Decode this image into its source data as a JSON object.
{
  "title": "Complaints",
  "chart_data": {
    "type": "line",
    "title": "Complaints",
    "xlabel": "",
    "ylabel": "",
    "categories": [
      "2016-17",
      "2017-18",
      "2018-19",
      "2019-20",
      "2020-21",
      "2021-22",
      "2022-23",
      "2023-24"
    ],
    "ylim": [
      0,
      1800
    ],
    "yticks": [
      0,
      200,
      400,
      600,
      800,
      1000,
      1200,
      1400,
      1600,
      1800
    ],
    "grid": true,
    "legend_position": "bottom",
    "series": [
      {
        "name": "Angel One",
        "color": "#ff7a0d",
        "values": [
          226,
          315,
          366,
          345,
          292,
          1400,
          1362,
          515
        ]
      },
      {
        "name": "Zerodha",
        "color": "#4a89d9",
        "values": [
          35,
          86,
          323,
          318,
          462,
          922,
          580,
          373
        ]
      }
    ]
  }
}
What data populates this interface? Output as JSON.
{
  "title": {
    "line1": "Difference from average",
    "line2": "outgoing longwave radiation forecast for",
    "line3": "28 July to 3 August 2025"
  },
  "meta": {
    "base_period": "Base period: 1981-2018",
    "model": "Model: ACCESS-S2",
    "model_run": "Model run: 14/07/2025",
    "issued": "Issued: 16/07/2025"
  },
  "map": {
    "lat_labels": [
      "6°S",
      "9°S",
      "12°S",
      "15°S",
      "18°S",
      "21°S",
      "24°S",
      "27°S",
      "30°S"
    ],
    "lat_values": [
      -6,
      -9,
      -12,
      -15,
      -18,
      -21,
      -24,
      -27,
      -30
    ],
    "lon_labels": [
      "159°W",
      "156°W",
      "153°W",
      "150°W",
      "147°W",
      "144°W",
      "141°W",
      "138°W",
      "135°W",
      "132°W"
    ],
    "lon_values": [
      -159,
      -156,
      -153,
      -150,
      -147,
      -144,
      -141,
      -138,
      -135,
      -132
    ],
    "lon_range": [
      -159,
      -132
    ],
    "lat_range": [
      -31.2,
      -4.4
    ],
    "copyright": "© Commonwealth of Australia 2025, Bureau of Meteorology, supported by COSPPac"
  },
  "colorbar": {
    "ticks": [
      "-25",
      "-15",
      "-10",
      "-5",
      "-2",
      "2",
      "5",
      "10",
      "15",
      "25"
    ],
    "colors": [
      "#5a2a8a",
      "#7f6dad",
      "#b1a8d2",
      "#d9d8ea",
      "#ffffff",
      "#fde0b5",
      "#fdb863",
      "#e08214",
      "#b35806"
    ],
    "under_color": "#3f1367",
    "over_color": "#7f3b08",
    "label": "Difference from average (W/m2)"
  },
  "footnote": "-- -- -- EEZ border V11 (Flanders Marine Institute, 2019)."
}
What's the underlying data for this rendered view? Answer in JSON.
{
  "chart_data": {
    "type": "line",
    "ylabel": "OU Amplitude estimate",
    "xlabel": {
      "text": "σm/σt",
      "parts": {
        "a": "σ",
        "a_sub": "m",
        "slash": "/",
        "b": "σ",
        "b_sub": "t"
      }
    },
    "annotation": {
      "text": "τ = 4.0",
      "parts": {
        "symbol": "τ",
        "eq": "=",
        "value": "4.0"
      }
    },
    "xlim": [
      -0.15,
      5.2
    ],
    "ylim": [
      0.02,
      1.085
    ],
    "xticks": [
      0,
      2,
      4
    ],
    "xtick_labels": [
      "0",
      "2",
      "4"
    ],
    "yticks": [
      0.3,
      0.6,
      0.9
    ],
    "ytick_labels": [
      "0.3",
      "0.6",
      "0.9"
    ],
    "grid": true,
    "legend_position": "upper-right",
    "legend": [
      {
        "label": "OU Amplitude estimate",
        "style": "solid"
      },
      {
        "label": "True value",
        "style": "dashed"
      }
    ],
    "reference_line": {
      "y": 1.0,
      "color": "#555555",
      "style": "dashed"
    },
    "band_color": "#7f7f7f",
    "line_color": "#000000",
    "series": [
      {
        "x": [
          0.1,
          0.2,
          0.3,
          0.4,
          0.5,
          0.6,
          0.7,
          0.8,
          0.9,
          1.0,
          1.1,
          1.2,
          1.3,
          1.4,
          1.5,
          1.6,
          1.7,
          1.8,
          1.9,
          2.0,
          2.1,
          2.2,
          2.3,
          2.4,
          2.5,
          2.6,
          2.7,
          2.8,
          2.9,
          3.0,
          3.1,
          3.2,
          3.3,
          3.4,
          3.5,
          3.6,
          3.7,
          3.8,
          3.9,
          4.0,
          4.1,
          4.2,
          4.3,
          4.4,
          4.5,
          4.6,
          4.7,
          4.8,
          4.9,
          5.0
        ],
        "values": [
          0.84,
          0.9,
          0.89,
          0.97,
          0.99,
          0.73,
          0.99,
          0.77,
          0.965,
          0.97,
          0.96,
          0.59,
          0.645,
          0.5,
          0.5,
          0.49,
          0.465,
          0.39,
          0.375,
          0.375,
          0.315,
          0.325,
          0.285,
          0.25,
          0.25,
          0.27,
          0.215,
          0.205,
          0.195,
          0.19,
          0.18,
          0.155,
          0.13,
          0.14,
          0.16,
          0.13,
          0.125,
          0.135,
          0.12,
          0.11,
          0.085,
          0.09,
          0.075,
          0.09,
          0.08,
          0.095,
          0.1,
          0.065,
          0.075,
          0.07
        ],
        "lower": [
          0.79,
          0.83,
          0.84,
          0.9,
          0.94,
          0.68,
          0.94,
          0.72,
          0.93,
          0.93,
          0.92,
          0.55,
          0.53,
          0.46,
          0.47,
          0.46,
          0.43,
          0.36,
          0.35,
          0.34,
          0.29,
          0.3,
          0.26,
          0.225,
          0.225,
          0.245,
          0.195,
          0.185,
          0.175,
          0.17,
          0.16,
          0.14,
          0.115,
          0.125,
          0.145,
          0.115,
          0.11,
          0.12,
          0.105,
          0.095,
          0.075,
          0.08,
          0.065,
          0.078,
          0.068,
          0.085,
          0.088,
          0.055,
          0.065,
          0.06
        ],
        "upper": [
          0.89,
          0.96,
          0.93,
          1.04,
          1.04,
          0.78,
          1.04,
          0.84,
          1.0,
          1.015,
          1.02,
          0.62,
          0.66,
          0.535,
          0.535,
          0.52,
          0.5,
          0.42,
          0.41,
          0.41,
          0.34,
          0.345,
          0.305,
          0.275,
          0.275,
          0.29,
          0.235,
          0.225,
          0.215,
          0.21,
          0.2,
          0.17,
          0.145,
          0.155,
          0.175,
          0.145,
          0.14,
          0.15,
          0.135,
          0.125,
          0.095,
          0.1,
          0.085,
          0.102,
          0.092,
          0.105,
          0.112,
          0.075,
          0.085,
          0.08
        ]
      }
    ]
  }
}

▸ **GIVEN PROBLEM**
Report all lines of the data above that include the string "Amplitude".

▸ **ANSWER TO THE EXERCISE**
    "ylabel": "OU Amplitude estimate",
        "label": "OU Amplitude estimate",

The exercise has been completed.